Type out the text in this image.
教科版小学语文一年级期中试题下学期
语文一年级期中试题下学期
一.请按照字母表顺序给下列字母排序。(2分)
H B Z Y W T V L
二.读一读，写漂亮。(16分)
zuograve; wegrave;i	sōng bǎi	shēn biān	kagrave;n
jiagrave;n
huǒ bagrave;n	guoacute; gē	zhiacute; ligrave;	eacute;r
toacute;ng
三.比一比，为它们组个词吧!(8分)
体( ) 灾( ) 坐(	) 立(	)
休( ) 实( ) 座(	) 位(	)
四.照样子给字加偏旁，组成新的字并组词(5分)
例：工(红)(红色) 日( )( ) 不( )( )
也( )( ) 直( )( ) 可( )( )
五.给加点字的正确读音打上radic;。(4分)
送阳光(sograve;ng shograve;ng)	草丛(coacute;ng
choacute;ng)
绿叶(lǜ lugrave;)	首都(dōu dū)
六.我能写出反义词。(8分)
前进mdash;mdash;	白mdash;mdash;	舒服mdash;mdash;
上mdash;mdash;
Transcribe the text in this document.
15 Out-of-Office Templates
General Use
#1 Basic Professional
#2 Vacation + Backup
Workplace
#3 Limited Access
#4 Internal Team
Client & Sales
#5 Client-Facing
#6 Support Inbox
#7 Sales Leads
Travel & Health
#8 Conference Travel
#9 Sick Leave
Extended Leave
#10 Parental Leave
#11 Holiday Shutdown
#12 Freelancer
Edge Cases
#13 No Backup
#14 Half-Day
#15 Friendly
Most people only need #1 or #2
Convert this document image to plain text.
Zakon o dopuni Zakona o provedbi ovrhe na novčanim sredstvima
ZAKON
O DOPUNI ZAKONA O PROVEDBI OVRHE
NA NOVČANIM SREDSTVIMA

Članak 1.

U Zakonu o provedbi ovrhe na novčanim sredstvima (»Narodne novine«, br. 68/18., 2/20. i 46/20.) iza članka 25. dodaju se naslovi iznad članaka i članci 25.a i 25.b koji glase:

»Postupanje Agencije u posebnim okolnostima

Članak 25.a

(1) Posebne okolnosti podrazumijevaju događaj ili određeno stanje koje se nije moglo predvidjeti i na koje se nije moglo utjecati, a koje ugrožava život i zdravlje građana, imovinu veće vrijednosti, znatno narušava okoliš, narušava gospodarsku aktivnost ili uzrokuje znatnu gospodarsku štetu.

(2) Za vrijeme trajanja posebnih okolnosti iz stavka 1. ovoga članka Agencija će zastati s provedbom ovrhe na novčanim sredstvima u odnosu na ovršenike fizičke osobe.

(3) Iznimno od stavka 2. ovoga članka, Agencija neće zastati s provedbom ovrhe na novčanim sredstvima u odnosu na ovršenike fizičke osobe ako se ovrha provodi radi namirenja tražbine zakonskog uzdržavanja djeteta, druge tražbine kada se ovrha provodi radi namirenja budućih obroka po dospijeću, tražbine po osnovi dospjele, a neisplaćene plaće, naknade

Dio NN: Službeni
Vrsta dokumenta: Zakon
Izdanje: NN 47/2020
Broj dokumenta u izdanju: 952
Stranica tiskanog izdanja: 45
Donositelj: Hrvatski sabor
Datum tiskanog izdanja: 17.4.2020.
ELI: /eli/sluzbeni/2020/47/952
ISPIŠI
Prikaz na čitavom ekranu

▶ **Exercise**
Write out all the lines again, exactly as they are.

▶ **Reply**
Type out the text in this image.
教科版小学语文一年级期中试题下学期
语文一年级期中试题下学期
一.请按照字母表顺序给下列字母排序。(2分)
H B Z Y W T V L
二.读一读，写漂亮。(16分)
zuograve; wegrave;i	sōng bǎi	shēn biān	kagrave;n
jiagrave;n
huǒ bagrave;n	guoacute; gē	zhiacute; ligrave;	eacute;r
toacute;ng
三.比一比，为它们组个词吧!(8分)
体( ) 灾( ) 坐(	) 立(	)
休( ) 实( ) 座(	) 位(	)
四.照样子给字加偏旁，组成新的字并组词(5分)
例：工(红)(红色) 日( )( ) 不( )( )
也( )( ) 直( )( ) 可( )( )
五.给加点字的正确读音打上radic;。(4分)
送阳光(sograve;ng shograve;ng)	草丛(coacute;ng
choacute;ng)
绿叶(lǜ lugrave;)	首都(dōu dū)
六.我能写出反义词。(8分)
前进mdash;mdash;	白mdash;mdash;	舒服mdash;mdash;
上mdash;mdash;
Transcribe the text in this document.
15 Out-of-Office Templates
General Use
#1 Basic Professional
#2 Vacation + Backup
Workplace
#3 Limited Access
#4 Internal Team
Client & Sales
#5 Client-Facing
#6 Support Inbox
#7 Sales Leads
Travel & Health
#8 Conference Travel
#9 Sick Leave
Extended Leave
#10 Parental Leave
#11 Holiday Shutdown
#12 Freelancer
Edge Cases
#13 No Backup
#14 Half-Day
#15 Friendly
Most people only need #1 or #2
Convert this document image to plain text.
Zakon o dopuni Zakona o provedbi ovrhe na novčanim sredstvima
ZAKON
O DOPUNI ZAKONA O PROVEDBI OVRHE
NA NOVČANIM SREDSTVIMA

Članak 1.

U Zakonu o provedbi ovrhe na novčanim sredstvima (»Narodne novine«, br. 68/18., 2/20. i 46/20.) iza članka 25. dodaju se naslovi iznad članaka i članci 25.a i 25.b koji glase:

»Postupanje Agencije u posebnim okolnostima

Članak 25.a

(1) Posebne okolnosti podrazumijevaju događaj ili određeno stanje koje se nije moglo predvidjeti i na koje se nije moglo utjecati, a koje ugrožava život i zdravlje građana, imovinu veće vrijednosti, znatno narušava okoliš, narušava gospodarsku aktivnost ili uzrokuje znatnu gospodarsku štetu.

(2) Za vrijeme trajanja posebnih okolnosti iz stavka 1. ovoga članka Agencija će zastati s provedbom ovrhe na novčanim sredstvima u odnosu na ovršenike fizičke osobe.

(3) Iznimno od stavka 2. ovoga članka, Agencija neće zastati s provedbom ovrhe na novčanim sredstvima u odnosu na ovršenike fizičke osobe ako se ovrha provodi radi namirenja tražbine zakonskog uzdržavanja djeteta, druge tražbine kada se ovrha provodi radi namirenja budućih obroka po dospijeću, tražbine po osnovi dospjele, a neisplaćene plaće, naknade

Dio NN: Službeni
Vrsta dokumenta: Zakon
Izdanje: NN 47/2020
Broj dokumenta u izdanju: 952
Stranica tiskanog izdanja: 45
Donositelj: Hrvatski sabor
Datum tiskanog izdanja: 17.4.2020.
ELI: /eli/sluzbeni/2020/47/952
ISPIŠI
Prikaz na čitavom ekranu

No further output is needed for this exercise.